Exercise brief -
Locate the string "total" throughout the material and copy every line in which it occurs.

A block of data:
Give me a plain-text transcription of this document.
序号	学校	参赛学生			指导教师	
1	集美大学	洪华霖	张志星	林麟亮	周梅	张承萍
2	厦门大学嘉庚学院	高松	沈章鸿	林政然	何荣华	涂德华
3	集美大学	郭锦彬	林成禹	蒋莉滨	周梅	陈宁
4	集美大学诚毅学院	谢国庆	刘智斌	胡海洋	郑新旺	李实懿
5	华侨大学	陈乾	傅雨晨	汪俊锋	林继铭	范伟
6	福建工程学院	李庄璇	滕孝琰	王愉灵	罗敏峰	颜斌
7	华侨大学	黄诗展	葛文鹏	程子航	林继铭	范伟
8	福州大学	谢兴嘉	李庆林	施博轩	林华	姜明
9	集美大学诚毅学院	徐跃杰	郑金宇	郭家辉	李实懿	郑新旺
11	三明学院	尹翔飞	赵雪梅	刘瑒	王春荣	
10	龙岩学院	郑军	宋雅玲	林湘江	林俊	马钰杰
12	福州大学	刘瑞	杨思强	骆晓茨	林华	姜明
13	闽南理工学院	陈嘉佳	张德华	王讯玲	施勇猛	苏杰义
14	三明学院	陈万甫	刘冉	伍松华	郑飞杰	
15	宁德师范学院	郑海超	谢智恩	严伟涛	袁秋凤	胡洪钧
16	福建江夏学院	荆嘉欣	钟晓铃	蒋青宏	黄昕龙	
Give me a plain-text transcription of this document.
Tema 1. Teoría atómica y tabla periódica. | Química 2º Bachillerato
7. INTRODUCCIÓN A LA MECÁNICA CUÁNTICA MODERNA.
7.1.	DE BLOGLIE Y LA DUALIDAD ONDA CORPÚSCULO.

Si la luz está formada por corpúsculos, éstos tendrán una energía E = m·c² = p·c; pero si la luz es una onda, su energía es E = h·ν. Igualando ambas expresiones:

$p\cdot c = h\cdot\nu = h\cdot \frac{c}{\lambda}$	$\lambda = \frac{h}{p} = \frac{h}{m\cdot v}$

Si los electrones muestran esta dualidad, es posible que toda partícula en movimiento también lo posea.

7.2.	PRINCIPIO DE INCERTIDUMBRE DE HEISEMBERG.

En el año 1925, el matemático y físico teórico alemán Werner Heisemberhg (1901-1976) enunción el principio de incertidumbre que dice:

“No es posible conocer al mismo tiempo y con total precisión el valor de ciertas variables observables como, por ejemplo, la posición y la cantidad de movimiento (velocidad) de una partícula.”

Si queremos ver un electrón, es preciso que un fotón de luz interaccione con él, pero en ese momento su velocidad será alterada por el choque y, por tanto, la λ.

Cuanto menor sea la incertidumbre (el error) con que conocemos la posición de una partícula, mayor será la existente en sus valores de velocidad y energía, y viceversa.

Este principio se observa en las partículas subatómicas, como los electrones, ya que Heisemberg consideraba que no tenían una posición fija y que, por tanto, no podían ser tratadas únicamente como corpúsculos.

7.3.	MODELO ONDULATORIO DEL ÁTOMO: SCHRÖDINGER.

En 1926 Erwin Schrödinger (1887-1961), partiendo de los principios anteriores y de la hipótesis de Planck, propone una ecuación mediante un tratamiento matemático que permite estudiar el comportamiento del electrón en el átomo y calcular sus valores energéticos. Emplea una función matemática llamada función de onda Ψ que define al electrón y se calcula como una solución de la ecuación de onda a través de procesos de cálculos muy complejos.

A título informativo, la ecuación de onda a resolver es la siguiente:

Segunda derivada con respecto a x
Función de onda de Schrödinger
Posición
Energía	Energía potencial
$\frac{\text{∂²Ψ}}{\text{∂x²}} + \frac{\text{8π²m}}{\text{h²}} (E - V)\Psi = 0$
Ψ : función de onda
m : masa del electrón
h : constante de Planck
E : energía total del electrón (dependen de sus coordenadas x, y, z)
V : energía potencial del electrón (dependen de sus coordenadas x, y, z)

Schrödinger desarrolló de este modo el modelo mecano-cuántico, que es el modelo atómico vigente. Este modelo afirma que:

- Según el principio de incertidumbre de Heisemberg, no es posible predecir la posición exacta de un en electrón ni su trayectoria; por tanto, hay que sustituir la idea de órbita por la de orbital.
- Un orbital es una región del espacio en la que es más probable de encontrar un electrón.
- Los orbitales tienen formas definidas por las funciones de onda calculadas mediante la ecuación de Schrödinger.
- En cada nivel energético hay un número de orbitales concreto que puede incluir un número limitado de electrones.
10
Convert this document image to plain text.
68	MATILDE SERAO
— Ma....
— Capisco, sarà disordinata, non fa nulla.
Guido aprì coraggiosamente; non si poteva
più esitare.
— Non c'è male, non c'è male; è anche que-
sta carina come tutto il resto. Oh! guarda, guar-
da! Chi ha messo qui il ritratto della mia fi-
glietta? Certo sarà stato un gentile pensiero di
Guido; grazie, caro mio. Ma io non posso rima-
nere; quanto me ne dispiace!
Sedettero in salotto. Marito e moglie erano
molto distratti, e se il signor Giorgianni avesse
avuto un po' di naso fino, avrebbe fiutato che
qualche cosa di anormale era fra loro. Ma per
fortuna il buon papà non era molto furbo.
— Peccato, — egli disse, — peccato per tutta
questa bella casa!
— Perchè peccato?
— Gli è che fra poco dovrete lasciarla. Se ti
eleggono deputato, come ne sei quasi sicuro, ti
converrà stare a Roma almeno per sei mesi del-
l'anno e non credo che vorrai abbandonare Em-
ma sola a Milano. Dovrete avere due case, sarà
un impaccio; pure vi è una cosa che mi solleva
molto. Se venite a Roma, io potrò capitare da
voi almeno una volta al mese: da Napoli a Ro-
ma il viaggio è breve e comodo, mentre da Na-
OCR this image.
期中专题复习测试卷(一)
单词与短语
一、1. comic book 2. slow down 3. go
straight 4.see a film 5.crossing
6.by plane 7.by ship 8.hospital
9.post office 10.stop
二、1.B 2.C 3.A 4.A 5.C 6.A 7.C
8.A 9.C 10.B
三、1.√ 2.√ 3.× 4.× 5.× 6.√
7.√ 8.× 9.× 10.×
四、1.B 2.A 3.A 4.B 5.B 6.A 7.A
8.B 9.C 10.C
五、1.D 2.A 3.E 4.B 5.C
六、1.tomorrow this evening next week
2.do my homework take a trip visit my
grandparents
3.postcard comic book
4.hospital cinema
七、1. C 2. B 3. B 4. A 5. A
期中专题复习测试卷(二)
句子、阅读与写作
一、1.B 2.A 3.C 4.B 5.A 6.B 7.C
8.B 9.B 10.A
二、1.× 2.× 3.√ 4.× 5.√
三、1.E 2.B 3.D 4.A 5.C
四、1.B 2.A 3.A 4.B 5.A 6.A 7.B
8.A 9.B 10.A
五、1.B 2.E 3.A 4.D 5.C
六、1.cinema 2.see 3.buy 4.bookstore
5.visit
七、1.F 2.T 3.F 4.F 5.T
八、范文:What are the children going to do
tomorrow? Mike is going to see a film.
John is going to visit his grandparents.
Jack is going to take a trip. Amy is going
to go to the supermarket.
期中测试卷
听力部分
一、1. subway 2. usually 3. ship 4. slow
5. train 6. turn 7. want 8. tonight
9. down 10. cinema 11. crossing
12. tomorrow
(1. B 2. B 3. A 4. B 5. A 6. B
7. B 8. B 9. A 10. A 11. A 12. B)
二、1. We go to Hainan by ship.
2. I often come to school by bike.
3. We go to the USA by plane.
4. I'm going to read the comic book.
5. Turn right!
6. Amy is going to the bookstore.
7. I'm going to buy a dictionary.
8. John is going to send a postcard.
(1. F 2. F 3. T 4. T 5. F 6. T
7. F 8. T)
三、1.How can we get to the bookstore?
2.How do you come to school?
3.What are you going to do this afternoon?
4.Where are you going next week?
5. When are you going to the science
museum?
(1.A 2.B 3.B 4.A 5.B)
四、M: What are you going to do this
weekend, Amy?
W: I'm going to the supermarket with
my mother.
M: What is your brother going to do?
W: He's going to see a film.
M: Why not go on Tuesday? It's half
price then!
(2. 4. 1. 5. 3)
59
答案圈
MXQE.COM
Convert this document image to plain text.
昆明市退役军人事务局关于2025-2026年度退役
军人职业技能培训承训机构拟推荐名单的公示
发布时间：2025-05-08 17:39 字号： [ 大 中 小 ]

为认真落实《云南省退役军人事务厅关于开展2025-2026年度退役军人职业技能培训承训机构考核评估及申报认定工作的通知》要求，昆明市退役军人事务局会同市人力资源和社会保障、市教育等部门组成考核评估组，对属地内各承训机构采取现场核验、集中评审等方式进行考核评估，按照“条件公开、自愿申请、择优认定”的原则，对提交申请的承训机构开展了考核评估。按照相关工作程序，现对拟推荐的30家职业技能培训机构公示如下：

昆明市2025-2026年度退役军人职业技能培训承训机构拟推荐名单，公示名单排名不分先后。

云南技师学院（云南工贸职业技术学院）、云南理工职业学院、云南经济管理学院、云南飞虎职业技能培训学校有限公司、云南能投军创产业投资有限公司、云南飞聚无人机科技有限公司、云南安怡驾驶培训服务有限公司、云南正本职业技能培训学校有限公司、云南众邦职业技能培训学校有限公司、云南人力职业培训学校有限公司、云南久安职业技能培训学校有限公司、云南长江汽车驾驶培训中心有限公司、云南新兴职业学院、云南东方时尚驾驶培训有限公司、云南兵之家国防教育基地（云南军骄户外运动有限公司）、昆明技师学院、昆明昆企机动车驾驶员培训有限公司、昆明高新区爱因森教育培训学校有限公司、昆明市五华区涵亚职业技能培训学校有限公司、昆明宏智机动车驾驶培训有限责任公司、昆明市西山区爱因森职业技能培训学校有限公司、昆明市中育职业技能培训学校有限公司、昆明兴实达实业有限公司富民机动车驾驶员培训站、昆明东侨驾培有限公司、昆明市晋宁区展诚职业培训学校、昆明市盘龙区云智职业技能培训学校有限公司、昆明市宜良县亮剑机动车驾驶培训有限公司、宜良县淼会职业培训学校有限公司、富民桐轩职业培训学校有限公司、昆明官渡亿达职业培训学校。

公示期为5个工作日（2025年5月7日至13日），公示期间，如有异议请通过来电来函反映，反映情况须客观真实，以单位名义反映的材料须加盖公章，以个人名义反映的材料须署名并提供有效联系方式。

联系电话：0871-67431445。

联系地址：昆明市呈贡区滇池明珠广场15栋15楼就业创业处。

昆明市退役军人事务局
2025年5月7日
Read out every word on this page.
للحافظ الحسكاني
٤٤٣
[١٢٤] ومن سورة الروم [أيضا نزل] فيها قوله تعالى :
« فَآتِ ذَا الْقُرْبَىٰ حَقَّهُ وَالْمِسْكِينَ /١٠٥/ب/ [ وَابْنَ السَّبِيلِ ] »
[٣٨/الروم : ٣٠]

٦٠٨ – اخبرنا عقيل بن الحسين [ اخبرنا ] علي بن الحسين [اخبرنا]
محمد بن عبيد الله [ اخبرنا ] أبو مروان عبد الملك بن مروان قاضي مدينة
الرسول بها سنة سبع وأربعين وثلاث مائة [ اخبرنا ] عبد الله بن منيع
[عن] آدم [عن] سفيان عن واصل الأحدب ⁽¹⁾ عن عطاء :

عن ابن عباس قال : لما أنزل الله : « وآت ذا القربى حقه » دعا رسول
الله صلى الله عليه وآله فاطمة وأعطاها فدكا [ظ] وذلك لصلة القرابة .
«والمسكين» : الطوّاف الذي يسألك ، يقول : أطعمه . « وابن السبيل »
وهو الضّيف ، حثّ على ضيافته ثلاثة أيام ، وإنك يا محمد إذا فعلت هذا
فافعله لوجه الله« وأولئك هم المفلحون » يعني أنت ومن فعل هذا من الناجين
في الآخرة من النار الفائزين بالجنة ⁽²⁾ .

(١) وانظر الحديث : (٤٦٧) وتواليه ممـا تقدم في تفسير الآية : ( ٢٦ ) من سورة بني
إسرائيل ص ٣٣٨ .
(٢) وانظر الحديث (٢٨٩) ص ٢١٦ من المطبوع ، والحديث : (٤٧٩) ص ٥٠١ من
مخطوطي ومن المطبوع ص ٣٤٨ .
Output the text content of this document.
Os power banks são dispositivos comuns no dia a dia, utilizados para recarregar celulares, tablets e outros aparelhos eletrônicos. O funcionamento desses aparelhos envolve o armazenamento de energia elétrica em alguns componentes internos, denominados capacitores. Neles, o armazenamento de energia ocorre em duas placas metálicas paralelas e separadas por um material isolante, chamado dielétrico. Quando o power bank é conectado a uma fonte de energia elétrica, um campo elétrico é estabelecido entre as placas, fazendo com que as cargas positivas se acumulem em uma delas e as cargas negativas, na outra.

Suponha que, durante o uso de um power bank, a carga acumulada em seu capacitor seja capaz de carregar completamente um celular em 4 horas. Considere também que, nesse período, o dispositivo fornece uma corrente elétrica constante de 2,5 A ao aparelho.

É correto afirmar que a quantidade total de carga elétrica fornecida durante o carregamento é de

Reply -
“No es posible conocer al mismo tiempo y con total precisión el valor de ciertas variables observables como, por ejemplo, la posición y la cantidad de movimiento (velocidad) de una partícula.”
E : energía total del electrón (dependen de sus coordenadas x, y, z)
É correto afirmar que a quantidade total de carga elétrica fornecida durante o carregamento é de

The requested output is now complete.